(Some records)
>>>
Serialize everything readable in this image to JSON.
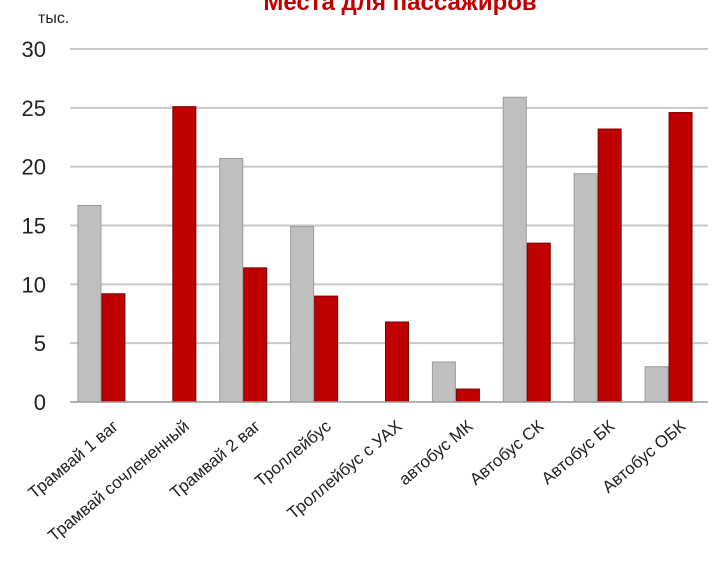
{
  "chart_data": {
    "type": "bar",
    "title": "Места для пассажиров",
    "ylabel": "тыс.",
    "xlabel": "",
    "categories": [
      "Трамвай 1 ваг",
      "Трамвай сочлененный",
      "Трамвай 2 ваг",
      "Троллейбус",
      "Троллейбус с УАХ",
      "автобус МК",
      "Автобус СК",
      "Автобус БК",
      "Автобус ОБК"
    ],
    "series": [
      {
        "color": "#c0c0c0",
        "values": [
          16.7,
          0,
          20.7,
          14.9,
          0,
          3.4,
          25.9,
          19.4,
          3.0
        ]
      },
      {
        "color": "#c00000",
        "values": [
          9.2,
          25.1,
          11.4,
          9.0,
          6.8,
          1.1,
          13.5,
          23.2,
          24.6
        ]
      }
    ],
    "ylim": [
      0,
      30
    ],
    "yticks": [
      "0",
      "5",
      "10",
      "15",
      "20",
      "25",
      "30"
    ],
    "grid": true,
    "legend": "none"
  }
}
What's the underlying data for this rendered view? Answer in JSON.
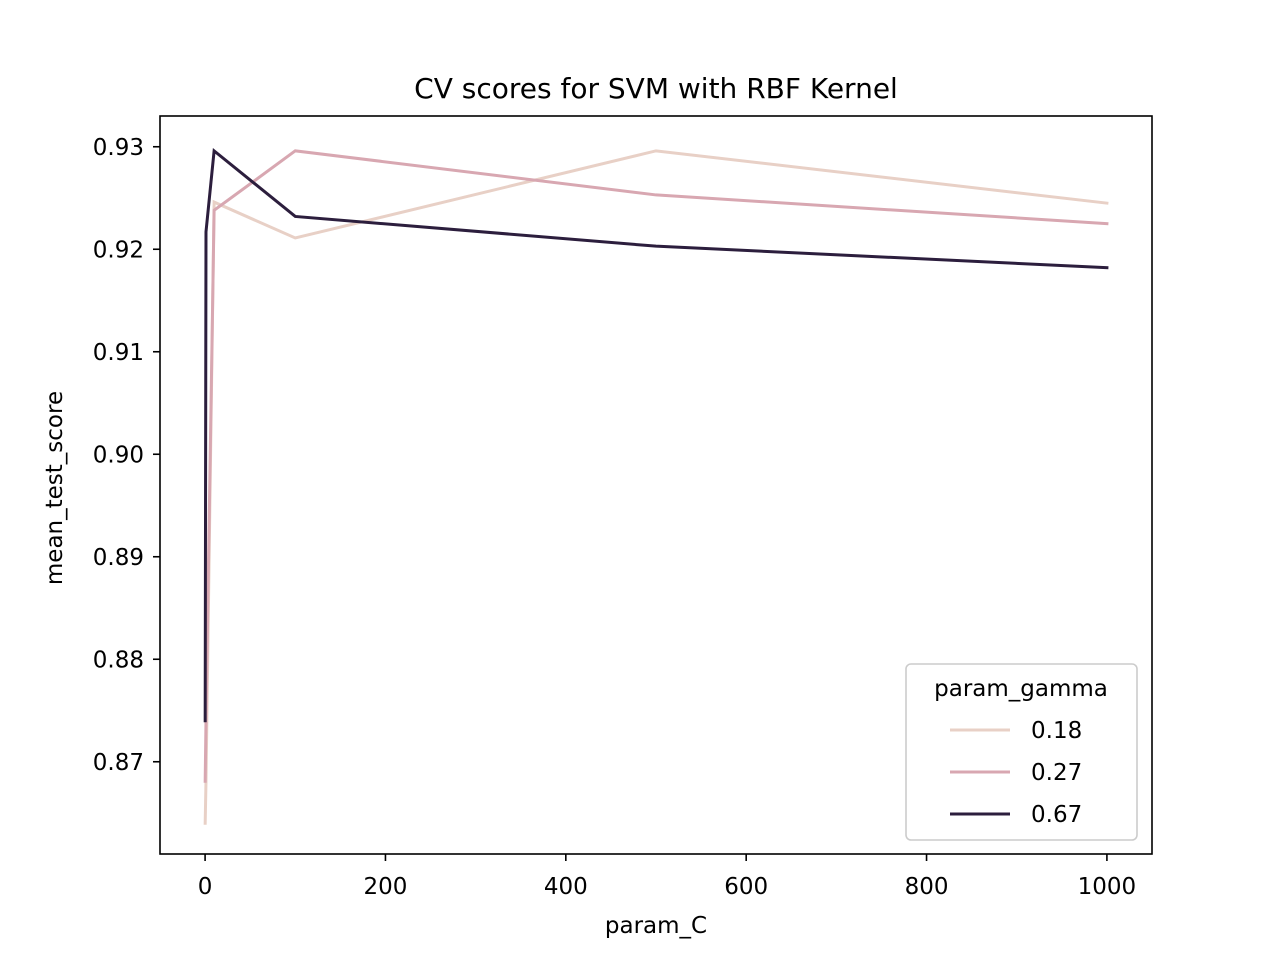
{
  "chart_data": {
    "type": "line",
    "title": "CV scores for SVM with RBF Kernel",
    "xlabel": "param_C",
    "ylabel": "mean_test_score",
    "xlim": [
      -50,
      1050
    ],
    "ylim": [
      0.861,
      0.933
    ],
    "xticks": [
      0,
      200,
      400,
      600,
      800,
      1000
    ],
    "xtick_labels": [
      "0",
      "200",
      "400",
      "600",
      "800",
      "1000"
    ],
    "yticks": [
      0.87,
      0.88,
      0.89,
      0.9,
      0.91,
      0.92,
      0.93
    ],
    "ytick_labels": [
      "0.87",
      "0.88",
      "0.89",
      "0.90",
      "0.91",
      "0.92",
      "0.93"
    ],
    "grid": false,
    "legend": {
      "title": "param_gamma",
      "placement": "lower-right"
    },
    "x": [
      0.1,
      1,
      10,
      100,
      500,
      1000
    ],
    "series": [
      {
        "name": "0.18",
        "color": "#e8d0c6",
        "values": [
          0.864,
          0.8681,
          0.9246,
          0.9211,
          0.9296,
          0.9245
        ]
      },
      {
        "name": "0.27",
        "color": "#d8a7b1",
        "values": [
          0.8681,
          0.874,
          0.9238,
          0.9296,
          0.9253,
          0.9225
        ]
      },
      {
        "name": "0.67",
        "color": "#2c1e3d",
        "values": [
          0.874,
          0.9217,
          0.9296,
          0.9232,
          0.9203,
          0.9182
        ]
      }
    ]
  }
}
<<<
**What you will do**
Copy the records above exactly, leaving out every picture.

**Solution for this problem**
Serialize everything readable in this image to JSON.
{
  "chart_data": {
    "type": "bar",
    "title": "Места для пассажиров",
    "ylabel": "тыс.",
    "xlabel": "",
    "categories": [
      "Трамвай 1 ваг",
      "Трамвай сочлененный",
      "Трамвай 2 ваг",
      "Троллейбус",
      "Троллейбус с УАХ",
      "автобус МК",
      "Автобус СК",
      "Автобус БК",
      "Автобус ОБК"
    ],
    "series": [
      {
        "color": "#c0c0c0",
        "values": [
          16.7,
          0,
          20.7,
          14.9,
          0,
          3.4,
          25.9,
          19.4,
          3.0
        ]
      },
      {
        "color": "#c00000",
        "values": [
          9.2,
          25.1,
          11.4,
          9.0,
          6.8,
          1.1,
          13.5,
          23.2,
          24.6
        ]
      }
    ],
    "ylim": [
      0,
      30
    ],
    "yticks": [
      "0",
      "5",
      "10",
      "15",
      "20",
      "25",
      "30"
    ],
    "grid": true,
    "legend": "none"
  }
}
What's the underlying data for this rendered view? Answer in JSON.
{
  "chart_data": {
    "type": "line",
    "title": "CV scores for SVM with RBF Kernel",
    "xlabel": "param_C",
    "ylabel": "mean_test_score",
    "xlim": [
      -50,
      1050
    ],
    "ylim": [
      0.861,
      0.933
    ],
    "xticks": [
      0,
      200,
      400,
      600,
      800,
      1000
    ],
    "xtick_labels": [
      "0",
      "200",
      "400",
      "600",
      "800",
      "1000"
    ],
    "yticks": [
      0.87,
      0.88,
      0.89,
      0.9,
      0.91,
      0.92,
      0.93
    ],
    "ytick_labels": [
      "0.87",
      "0.88",
      "0.89",
      "0.90",
      "0.91",
      "0.92",
      "0.93"
    ],
    "grid": false,
    "legend": {
      "title": "param_gamma",
      "placement": "lower-right"
    },
    "x": [
      0.1,
      1,
      10,
      100,
      500,
      1000
    ],
    "series": [
      {
        "name": "0.18",
        "color": "#e8d0c6",
        "values": [
          0.864,
          0.8681,
          0.9246,
          0.9211,
          0.9296,
          0.9245
        ]
      },
      {
        "name": "0.27",
        "color": "#d8a7b1",
        "values": [
          0.8681,
          0.874,
          0.9238,
          0.9296,
          0.9253,
          0.9225
        ]
      },
      {
        "name": "0.67",
        "color": "#2c1e3d",
        "values": [
          0.874,
          0.9217,
          0.9296,
          0.9232,
          0.9203,
          0.9182
        ]
      }
    ]
  }
}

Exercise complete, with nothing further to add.